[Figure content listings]
↓↓↓

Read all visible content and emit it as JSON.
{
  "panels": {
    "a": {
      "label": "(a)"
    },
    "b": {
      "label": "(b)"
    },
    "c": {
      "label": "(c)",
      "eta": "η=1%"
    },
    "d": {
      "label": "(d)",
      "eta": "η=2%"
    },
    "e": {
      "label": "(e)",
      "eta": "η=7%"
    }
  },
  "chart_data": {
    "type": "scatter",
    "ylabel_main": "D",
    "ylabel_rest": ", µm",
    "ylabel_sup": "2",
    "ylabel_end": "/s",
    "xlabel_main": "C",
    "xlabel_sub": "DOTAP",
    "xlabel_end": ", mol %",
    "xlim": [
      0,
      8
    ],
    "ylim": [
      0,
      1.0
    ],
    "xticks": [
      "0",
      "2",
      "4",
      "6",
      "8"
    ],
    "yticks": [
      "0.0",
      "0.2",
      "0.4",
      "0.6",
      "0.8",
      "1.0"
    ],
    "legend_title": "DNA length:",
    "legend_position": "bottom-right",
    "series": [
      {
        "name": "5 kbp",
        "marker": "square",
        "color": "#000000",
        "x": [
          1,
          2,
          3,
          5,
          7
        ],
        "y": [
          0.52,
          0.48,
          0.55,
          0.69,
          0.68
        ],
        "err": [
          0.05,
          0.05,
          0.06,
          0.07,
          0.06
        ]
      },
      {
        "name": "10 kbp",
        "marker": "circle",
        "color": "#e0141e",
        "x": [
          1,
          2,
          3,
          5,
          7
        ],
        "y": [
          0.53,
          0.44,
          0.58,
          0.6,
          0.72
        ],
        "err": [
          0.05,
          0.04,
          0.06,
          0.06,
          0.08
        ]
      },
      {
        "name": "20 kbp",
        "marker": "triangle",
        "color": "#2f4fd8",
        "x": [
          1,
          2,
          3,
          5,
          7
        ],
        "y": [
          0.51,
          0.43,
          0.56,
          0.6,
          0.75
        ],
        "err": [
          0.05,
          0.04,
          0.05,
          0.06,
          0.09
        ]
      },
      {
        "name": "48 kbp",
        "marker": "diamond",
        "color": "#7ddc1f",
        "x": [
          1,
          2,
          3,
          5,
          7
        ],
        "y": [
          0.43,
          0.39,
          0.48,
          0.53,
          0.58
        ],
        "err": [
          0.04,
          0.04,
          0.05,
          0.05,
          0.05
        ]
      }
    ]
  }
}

↑↑↑

Write out all the entries exactly.

Read all visible content and emit it as JSON.
{
  "panels": {
    "a": {
      "label": "(a)"
    },
    "b": {
      "label": "(b)"
    },
    "c": {
      "label": "(c)",
      "eta": "η=1%"
    },
    "d": {
      "label": "(d)",
      "eta": "η=2%"
    },
    "e": {
      "label": "(e)",
      "eta": "η=7%"
    }
  },
  "chart_data": {
    "type": "scatter",
    "ylabel_main": "D",
    "ylabel_rest": ", µm",
    "ylabel_sup": "2",
    "ylabel_end": "/s",
    "xlabel_main": "C",
    "xlabel_sub": "DOTAP",
    "xlabel_end": ", mol %",
    "xlim": [
      0,
      8
    ],
    "ylim": [
      0,
      1.0
    ],
    "xticks": [
      "0",
      "2",
      "4",
      "6",
      "8"
    ],
    "yticks": [
      "0.0",
      "0.2",
      "0.4",
      "0.6",
      "0.8",
      "1.0"
    ],
    "legend_title": "DNA length:",
    "legend_position": "bottom-right",
    "series": [
      {
        "name": "5 kbp",
        "marker": "square",
        "color": "#000000",
        "x": [
          1,
          2,
          3,
          5,
          7
        ],
        "y": [
          0.52,
          0.48,
          0.55,
          0.69,
          0.68
        ],
        "err": [
          0.05,
          0.05,
          0.06,
          0.07,
          0.06
        ]
      },
      {
        "name": "10 kbp",
        "marker": "circle",
        "color": "#e0141e",
        "x": [
          1,
          2,
          3,
          5,
          7
        ],
        "y": [
          0.53,
          0.44,
          0.58,
          0.6,
          0.72
        ],
        "err": [
          0.05,
          0.04,
          0.06,
          0.06,
          0.08
        ]
      },
      {
        "name": "20 kbp",
        "marker": "triangle",
        "color": "#2f4fd8",
        "x": [
          1,
          2,
          3,
          5,
          7
        ],
        "y": [
          0.51,
          0.43,
          0.56,
          0.6,
          0.75
        ],
        "err": [
          0.05,
          0.04,
          0.05,
          0.06,
          0.09
        ]
      },
      {
        "name": "48 kbp",
        "marker": "diamond",
        "color": "#7ddc1f",
        "x": [
          1,
          2,
          3,
          5,
          7
        ],
        "y": [
          0.43,
          0.39,
          0.48,
          0.53,
          0.58
        ],
        "err": [
          0.04,
          0.04,
          0.05,
          0.05,
          0.05
        ]
      }
    ]
  }
}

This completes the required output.